Written instruction. Read through the records below and copy each line that uses the word "peak".
>> Begin
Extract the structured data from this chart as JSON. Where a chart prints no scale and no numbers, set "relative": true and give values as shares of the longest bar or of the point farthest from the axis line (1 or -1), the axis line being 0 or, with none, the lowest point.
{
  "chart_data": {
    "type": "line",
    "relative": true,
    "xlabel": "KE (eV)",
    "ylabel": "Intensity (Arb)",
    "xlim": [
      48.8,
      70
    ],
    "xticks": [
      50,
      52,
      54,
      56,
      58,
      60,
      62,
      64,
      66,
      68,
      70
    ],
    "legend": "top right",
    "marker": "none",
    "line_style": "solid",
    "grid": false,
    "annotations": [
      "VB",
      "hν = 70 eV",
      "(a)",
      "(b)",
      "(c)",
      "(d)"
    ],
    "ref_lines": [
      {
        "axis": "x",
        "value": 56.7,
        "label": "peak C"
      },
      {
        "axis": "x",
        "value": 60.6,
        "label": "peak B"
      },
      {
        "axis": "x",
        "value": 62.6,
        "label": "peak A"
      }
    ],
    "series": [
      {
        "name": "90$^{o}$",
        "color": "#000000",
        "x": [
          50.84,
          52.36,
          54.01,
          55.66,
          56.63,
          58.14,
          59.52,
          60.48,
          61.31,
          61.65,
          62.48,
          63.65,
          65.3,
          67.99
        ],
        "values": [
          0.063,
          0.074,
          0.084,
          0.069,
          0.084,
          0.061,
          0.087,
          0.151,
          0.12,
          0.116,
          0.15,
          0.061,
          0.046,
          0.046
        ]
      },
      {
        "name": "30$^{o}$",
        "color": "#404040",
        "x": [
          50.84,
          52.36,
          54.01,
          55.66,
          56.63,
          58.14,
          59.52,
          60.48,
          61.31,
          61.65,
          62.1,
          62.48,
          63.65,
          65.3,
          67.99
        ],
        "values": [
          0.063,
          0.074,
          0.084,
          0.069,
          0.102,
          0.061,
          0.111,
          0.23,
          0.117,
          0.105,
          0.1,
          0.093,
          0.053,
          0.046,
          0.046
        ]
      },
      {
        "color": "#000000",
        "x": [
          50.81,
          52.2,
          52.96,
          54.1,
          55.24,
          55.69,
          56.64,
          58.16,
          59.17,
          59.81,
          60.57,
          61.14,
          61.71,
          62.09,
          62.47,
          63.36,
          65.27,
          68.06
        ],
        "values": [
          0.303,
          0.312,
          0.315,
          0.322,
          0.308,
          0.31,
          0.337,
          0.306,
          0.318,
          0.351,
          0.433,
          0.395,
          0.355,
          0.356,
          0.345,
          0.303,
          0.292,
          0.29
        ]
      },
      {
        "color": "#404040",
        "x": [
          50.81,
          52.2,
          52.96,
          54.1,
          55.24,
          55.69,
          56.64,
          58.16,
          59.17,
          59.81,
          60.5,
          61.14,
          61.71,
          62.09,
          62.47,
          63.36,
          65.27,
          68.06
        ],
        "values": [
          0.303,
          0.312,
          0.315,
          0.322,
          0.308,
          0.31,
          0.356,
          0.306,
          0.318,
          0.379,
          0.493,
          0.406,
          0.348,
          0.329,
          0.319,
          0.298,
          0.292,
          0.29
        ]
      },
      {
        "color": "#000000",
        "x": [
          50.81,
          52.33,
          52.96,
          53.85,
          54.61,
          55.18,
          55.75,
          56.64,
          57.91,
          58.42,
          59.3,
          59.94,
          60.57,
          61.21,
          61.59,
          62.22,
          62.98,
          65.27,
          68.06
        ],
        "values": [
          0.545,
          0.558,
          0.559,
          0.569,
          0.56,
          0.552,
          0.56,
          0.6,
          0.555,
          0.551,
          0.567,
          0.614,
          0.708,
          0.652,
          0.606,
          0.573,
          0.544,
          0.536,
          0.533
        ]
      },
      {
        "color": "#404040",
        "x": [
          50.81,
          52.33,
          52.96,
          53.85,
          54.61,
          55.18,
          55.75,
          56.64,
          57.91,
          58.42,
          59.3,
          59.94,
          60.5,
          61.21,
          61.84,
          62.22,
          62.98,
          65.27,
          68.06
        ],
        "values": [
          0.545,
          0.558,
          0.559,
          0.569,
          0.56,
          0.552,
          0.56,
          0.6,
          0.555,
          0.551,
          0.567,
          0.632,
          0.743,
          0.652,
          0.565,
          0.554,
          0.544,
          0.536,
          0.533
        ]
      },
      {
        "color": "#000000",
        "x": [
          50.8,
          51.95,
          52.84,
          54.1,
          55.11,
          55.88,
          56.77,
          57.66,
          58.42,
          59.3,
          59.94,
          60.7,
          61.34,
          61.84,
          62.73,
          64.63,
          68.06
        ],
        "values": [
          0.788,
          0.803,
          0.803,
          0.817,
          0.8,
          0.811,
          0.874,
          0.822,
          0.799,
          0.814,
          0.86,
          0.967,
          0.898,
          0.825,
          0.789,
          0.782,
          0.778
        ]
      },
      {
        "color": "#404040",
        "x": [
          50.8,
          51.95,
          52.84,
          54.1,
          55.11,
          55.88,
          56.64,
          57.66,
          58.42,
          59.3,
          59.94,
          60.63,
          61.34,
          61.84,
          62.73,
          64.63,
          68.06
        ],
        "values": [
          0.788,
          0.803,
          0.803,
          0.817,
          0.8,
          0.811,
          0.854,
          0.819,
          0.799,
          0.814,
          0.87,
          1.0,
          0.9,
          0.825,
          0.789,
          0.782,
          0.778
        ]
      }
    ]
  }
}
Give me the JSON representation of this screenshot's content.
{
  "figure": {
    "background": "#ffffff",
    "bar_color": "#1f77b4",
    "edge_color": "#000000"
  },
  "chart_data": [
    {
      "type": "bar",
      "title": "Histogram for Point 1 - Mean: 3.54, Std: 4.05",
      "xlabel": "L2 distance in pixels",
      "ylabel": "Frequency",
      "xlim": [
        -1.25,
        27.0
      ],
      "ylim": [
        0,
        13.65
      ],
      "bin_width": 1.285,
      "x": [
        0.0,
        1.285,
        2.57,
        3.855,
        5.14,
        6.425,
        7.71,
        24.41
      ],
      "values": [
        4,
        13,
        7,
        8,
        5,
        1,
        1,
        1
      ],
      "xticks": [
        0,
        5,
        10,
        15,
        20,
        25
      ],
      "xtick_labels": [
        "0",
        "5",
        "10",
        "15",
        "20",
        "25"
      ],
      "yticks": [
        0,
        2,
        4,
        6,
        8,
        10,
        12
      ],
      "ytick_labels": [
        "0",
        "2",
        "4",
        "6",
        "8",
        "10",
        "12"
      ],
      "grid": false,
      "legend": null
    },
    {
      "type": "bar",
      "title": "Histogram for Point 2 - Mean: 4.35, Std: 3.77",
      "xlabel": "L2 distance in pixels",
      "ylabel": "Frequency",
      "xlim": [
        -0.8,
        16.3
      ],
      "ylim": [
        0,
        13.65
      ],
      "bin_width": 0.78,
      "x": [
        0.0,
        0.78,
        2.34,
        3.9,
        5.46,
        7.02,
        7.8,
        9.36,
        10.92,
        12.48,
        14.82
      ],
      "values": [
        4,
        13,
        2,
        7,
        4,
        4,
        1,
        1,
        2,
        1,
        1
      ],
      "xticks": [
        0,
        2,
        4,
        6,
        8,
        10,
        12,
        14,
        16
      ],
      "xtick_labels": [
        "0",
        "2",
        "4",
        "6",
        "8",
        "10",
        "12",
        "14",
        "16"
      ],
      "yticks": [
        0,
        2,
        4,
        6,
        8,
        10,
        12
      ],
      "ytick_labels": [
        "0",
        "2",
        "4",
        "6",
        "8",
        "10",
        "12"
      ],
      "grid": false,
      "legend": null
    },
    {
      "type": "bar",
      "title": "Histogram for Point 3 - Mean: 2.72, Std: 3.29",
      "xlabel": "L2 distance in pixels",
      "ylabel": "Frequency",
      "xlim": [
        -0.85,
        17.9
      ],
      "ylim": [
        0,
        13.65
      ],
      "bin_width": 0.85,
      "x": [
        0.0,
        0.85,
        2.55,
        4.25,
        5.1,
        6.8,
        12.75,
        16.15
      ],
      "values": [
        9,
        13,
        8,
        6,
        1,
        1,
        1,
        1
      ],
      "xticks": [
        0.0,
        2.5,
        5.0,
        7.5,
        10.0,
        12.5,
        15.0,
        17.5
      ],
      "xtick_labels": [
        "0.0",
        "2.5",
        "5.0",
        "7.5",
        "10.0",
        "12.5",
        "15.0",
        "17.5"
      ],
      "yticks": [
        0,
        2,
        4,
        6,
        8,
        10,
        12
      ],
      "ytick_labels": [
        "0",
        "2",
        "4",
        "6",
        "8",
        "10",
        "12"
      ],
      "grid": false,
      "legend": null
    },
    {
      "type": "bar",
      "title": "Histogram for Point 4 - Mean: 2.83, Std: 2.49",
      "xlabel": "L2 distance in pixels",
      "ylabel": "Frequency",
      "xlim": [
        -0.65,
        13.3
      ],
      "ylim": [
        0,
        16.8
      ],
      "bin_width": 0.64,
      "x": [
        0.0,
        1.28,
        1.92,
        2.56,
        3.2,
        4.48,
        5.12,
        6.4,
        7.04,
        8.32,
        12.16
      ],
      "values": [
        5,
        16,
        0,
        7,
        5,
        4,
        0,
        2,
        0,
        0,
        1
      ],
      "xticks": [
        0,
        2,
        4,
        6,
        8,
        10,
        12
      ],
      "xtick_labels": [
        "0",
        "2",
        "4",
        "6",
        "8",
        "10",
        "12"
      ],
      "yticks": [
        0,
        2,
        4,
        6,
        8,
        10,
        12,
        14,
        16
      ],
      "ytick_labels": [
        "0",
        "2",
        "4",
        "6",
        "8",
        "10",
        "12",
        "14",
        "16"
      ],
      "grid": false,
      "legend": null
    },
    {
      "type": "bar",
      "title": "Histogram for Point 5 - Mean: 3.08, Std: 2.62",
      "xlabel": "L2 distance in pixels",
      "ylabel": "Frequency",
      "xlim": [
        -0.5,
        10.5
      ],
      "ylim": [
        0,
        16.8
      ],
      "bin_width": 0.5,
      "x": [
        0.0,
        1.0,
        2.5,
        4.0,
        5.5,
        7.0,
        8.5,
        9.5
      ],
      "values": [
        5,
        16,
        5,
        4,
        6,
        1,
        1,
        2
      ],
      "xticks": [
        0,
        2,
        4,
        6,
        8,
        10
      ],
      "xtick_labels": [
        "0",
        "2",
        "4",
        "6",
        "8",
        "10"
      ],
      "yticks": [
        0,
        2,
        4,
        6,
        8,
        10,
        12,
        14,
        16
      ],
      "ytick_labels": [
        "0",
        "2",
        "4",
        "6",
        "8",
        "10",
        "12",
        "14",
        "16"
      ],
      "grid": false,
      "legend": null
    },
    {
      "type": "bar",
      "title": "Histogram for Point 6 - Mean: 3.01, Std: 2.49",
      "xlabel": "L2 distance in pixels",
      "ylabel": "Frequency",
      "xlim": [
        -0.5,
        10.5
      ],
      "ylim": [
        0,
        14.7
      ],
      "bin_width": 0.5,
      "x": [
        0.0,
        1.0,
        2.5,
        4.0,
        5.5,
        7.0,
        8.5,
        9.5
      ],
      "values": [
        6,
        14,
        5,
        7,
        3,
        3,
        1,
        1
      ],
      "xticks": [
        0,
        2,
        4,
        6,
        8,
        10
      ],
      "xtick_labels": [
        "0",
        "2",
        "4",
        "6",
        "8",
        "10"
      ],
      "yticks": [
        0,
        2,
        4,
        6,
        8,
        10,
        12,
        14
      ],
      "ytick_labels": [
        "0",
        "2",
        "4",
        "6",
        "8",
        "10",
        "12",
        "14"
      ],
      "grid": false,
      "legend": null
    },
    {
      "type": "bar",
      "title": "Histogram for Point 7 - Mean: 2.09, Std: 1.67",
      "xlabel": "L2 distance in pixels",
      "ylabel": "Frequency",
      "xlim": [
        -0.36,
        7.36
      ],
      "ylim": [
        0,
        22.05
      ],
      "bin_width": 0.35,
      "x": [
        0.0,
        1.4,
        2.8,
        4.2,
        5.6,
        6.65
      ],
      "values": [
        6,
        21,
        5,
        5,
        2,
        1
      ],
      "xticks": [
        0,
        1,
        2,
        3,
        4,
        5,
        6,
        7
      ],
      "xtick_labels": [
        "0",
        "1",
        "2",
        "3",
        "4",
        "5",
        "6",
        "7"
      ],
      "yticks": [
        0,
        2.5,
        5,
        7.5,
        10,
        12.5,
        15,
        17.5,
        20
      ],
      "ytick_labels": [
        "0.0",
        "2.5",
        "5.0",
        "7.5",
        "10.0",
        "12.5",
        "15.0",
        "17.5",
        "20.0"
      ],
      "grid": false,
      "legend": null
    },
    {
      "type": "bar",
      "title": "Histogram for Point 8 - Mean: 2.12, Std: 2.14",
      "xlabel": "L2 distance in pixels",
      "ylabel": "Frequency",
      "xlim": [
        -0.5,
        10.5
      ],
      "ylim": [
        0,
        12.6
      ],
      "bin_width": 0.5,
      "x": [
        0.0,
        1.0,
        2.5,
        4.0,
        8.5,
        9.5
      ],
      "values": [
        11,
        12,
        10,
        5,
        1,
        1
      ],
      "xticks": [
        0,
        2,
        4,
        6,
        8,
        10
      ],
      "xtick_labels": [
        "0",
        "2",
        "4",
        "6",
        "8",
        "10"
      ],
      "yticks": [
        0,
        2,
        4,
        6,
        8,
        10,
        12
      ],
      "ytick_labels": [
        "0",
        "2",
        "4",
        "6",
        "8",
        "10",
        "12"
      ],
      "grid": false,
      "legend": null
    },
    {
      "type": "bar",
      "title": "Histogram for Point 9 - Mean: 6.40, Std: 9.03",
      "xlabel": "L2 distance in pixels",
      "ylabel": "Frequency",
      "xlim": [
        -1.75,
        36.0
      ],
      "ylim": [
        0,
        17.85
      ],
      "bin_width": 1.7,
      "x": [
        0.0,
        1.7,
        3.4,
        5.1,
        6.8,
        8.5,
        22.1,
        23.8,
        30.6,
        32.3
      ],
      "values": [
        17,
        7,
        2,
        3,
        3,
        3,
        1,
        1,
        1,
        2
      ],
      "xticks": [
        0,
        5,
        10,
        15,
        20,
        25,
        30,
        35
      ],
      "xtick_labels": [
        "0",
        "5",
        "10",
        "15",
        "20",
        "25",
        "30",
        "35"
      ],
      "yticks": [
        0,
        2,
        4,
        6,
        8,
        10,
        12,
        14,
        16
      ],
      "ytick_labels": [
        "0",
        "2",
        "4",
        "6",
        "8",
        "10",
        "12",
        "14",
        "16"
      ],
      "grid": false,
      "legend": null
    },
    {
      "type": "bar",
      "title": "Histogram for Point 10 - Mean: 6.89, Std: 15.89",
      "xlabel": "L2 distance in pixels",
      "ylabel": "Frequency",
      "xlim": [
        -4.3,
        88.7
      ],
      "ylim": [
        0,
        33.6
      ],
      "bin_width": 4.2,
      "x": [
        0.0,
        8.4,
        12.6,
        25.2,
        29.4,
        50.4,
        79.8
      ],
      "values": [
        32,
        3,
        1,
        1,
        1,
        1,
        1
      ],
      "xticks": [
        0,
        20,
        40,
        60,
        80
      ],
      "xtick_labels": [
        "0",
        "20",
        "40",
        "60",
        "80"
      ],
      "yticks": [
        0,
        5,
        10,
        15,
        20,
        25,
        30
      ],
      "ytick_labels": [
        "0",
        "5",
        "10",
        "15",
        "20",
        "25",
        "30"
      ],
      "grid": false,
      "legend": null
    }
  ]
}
>> End
Solved exercise.
        "label": "peak C"
        "label": "peak B"
        "label": "peak A"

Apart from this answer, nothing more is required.